[Data records]
____________

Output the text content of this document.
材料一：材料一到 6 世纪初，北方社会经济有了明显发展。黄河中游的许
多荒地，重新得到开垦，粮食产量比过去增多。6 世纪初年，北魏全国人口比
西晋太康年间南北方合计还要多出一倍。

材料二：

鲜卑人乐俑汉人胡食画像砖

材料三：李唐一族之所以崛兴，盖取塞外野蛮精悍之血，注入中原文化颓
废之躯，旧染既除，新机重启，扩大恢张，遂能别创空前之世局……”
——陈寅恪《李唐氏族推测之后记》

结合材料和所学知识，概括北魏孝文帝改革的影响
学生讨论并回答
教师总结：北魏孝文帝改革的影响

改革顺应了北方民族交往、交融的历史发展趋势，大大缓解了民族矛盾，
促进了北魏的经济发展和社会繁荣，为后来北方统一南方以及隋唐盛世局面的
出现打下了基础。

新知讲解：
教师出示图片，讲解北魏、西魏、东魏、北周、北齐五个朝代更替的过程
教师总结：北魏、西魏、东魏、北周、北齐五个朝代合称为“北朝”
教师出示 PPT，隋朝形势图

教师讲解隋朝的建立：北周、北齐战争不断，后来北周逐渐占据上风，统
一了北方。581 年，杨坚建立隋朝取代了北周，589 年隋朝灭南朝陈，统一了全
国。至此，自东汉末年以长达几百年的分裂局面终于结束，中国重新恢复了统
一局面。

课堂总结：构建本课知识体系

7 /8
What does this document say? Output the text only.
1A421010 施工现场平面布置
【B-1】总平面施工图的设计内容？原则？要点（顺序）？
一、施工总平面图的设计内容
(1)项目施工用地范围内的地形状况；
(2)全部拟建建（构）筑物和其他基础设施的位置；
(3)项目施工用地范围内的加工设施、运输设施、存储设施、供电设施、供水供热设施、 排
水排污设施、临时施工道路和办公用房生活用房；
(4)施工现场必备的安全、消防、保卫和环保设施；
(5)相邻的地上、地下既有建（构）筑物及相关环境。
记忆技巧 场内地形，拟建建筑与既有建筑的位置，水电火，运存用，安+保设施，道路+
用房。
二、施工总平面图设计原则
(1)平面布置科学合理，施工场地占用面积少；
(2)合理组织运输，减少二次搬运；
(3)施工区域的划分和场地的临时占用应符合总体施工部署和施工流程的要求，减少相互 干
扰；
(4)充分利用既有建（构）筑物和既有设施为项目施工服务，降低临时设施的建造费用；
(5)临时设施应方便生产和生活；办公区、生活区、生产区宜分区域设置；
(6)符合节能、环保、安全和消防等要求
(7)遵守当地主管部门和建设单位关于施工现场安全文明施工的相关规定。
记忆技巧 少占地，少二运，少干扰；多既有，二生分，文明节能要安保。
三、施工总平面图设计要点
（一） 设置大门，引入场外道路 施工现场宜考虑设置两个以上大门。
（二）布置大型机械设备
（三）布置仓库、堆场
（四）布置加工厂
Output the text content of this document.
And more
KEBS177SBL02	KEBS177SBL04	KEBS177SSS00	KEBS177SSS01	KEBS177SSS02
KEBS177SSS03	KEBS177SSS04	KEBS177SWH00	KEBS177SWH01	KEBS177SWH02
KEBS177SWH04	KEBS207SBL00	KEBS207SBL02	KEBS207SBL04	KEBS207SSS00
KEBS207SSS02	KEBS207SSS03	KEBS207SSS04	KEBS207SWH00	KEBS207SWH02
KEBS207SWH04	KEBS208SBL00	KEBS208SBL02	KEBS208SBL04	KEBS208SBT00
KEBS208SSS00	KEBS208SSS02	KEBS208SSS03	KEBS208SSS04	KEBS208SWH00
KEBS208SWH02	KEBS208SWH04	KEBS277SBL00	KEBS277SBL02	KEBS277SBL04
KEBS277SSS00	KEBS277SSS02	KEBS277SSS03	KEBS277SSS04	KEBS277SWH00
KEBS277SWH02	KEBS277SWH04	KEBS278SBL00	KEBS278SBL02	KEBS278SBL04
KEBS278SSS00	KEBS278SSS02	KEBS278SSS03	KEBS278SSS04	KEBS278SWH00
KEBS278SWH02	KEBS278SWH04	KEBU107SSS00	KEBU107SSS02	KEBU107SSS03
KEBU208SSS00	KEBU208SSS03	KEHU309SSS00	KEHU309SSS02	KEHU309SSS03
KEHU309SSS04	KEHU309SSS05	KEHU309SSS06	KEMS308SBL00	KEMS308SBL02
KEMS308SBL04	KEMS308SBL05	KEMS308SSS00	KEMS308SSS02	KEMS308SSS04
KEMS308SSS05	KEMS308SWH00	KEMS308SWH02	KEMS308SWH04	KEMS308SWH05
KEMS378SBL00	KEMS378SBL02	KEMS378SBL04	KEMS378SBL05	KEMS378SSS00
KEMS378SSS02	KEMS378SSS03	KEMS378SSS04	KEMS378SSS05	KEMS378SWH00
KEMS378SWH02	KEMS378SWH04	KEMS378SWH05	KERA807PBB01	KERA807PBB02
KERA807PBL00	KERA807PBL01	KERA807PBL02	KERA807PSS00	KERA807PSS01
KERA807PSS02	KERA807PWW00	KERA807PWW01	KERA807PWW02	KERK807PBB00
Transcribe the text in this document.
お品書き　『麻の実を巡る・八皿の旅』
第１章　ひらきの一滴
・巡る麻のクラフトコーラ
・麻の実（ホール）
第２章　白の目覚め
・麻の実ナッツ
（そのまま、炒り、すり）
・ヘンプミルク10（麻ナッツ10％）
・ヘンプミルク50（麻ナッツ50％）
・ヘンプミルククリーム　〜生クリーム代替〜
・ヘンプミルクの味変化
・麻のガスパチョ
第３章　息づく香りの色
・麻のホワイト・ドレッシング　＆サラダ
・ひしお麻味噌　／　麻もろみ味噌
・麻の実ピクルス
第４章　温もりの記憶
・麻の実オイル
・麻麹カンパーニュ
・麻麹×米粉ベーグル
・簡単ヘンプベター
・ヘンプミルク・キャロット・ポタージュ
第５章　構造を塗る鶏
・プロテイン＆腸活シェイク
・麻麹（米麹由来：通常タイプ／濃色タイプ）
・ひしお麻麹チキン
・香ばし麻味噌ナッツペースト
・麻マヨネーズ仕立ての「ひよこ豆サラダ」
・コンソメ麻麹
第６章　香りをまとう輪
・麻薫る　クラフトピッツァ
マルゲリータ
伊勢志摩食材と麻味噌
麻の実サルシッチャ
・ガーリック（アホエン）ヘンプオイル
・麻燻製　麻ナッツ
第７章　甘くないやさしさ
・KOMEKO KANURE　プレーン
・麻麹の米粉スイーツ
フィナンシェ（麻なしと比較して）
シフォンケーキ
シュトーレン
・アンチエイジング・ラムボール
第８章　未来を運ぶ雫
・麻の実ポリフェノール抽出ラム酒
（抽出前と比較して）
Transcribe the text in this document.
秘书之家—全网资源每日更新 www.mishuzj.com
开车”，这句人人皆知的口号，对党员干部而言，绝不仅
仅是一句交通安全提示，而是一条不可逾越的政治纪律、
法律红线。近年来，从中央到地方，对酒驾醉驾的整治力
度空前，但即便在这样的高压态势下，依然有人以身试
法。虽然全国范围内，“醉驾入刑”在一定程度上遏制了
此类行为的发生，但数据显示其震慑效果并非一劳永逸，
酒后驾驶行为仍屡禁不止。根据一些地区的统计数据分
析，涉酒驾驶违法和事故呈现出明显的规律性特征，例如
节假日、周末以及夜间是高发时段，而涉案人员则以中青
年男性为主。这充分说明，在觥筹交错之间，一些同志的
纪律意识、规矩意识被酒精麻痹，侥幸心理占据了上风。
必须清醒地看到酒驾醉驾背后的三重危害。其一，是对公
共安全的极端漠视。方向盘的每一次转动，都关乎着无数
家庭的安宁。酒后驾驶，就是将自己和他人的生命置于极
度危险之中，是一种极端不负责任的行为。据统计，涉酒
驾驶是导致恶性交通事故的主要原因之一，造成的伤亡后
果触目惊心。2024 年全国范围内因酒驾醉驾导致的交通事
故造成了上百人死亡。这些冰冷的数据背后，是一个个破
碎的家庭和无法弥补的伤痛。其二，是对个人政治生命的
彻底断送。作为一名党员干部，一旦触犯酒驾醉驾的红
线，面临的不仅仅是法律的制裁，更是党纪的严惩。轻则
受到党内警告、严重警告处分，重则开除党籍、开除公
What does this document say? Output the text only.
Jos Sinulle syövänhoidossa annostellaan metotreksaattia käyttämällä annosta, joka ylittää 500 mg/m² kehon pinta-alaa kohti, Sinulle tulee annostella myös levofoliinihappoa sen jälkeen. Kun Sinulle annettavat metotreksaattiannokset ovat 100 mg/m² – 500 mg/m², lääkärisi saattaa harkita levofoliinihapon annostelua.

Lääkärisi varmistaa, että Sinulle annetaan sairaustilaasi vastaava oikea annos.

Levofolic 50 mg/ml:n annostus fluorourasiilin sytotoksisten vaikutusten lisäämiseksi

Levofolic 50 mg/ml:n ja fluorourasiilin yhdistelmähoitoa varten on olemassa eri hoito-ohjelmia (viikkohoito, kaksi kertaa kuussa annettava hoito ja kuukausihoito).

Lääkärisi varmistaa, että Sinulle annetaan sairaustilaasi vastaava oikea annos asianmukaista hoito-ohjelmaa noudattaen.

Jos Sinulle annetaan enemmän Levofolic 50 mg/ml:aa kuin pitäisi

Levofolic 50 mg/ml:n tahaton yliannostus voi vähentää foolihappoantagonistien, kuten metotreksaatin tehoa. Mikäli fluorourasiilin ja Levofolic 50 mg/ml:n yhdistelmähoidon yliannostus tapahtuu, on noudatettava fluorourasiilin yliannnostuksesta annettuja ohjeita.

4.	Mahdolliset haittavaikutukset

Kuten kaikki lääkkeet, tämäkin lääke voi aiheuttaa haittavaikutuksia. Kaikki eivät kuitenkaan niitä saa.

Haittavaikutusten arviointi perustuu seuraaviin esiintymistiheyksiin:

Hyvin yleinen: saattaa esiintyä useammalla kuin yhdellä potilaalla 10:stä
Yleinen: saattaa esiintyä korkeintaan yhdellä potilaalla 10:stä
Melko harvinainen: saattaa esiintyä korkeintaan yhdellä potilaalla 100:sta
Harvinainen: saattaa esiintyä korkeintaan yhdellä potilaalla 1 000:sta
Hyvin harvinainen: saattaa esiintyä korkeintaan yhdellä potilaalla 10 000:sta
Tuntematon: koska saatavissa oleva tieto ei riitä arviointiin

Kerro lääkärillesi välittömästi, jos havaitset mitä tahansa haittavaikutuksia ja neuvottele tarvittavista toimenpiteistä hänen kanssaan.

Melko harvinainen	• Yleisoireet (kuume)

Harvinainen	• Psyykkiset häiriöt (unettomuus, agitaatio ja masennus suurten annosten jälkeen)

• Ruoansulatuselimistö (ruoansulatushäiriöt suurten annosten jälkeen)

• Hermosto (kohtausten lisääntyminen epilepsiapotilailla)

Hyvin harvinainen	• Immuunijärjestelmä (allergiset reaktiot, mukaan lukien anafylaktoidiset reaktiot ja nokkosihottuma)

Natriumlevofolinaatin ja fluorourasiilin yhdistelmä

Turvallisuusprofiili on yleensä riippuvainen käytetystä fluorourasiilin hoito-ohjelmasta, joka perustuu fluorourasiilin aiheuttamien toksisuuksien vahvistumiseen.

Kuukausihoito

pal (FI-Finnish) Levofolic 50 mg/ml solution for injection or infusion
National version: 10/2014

____________

Objective: Extract all lines that hold the word "haittavaikutuksia".

Answer to the problem:
Kuten kaikki lääkkeet, tämäkin lääke voi aiheuttaa haittavaikutuksia. Kaikki eivät kuitenkaan niitä saa.
Kerro lääkärillesi välittömästi, jos havaitset mitä tahansa haittavaikutuksia ja neuvottele tarvittavista toimenpiteistä hänen kanssaan.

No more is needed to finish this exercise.